Data shown —

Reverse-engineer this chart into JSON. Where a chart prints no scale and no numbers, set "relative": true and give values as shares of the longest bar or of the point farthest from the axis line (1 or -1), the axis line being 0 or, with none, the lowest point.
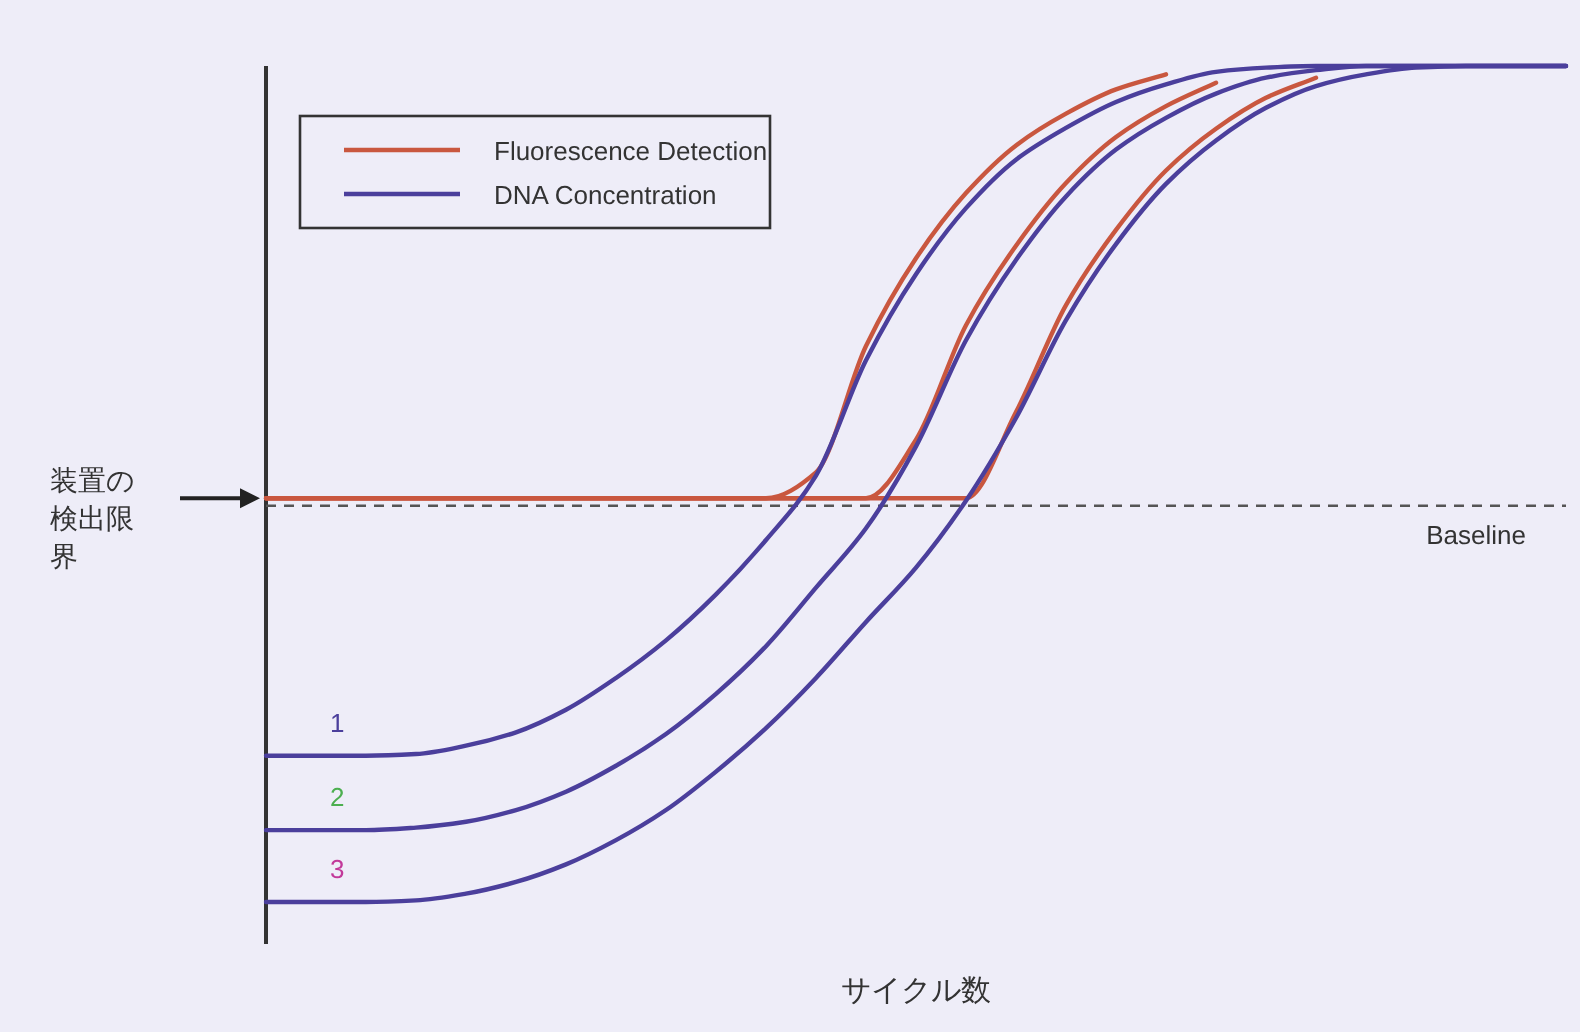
{
  "chart_data": {
    "type": "line",
    "relative": true,
    "xlabel": "サイクル数",
    "legend": "top left",
    "grid": false,
    "marker": "none",
    "line_style": "solid",
    "categories": [
      null,
      null,
      null,
      null,
      null,
      null,
      null,
      null,
      null,
      null,
      null,
      null,
      null,
      null,
      null,
      null,
      null,
      null,
      null,
      null,
      null,
      null,
      null,
      null,
      null,
      null,
      null
    ],
    "series": [
      {
        "name": "Fluorescence Detection",
        "color": "#c9573f",
        "values": [
          0.483,
          0.483,
          0.483,
          0.483,
          0.483,
          0.483,
          0.483,
          0.483,
          0.483,
          0.483,
          0.483,
          0.514,
          0.665,
          0.77,
          0.848,
          0.905,
          0.943,
          0.972,
          0.99,
          null,
          null,
          null,
          null,
          null,
          null,
          null,
          null
        ]
      },
      {
        "color": "#c9573f",
        "values": [
          0.483,
          0.483,
          0.483,
          0.483,
          0.483,
          0.483,
          0.483,
          0.483,
          0.483,
          0.483,
          0.483,
          0.483,
          0.483,
          0.553,
          0.69,
          0.785,
          0.86,
          0.915,
          0.952,
          0.98,
          null,
          null,
          null,
          null,
          null,
          null,
          null
        ]
      },
      {
        "color": "#c9573f",
        "values": [
          0.483,
          0.483,
          0.483,
          0.483,
          0.483,
          0.483,
          0.483,
          0.483,
          0.483,
          0.483,
          0.483,
          0.483,
          0.483,
          0.483,
          0.483,
          0.586,
          0.714,
          0.804,
          0.875,
          0.925,
          0.962,
          0.986,
          null,
          null,
          null,
          null,
          null
        ]
      },
      {
        "name": "DNA Concentration",
        "color": "#4b3f9c",
        "values": [
          0.175,
          0.175,
          0.175,
          0.177,
          0.187,
          0.203,
          0.23,
          0.268,
          0.313,
          0.368,
          0.433,
          0.51,
          0.648,
          0.751,
          0.83,
          0.888,
          0.926,
          0.957,
          0.978,
          0.993,
          0.998,
          1,
          1,
          1,
          1,
          1,
          1
        ]
      },
      {
        "color": "#4b3f9c",
        "values": [
          0.086,
          0.086,
          0.086,
          0.089,
          0.096,
          0.11,
          0.132,
          0.163,
          0.201,
          0.249,
          0.306,
          0.376,
          0.447,
          0.545,
          0.672,
          0.768,
          0.844,
          0.9,
          0.938,
          0.967,
          0.986,
          0.995,
          1,
          1,
          1,
          1,
          1
        ]
      },
      {
        "color": "#4b3f9c",
        "values": [
          0,
          0,
          0,
          0.002,
          0.01,
          0.024,
          0.045,
          0.074,
          0.11,
          0.156,
          0.208,
          0.268,
          0.335,
          0.4,
          0.48,
          0.579,
          0.696,
          0.787,
          0.859,
          0.911,
          0.95,
          0.976,
          0.99,
          0.998,
          1,
          1,
          1
        ]
      }
    ],
    "ref_lines": [
      {
        "axis": "y",
        "value": 0.474,
        "label": "Baseline",
        "color": "#555555",
        "line_style": "dashed"
      }
    ],
    "annotations": [
      "装置の検出限界",
      {
        "text": "1",
        "y": 0.175
      },
      {
        "text": "2",
        "y": 0.086
      },
      {
        "text": "3",
        "y": 0
      }
    ]
  }
}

Short task —
Count the lines that include the word "relative" and state the result as a bare number.

Worked solution —
2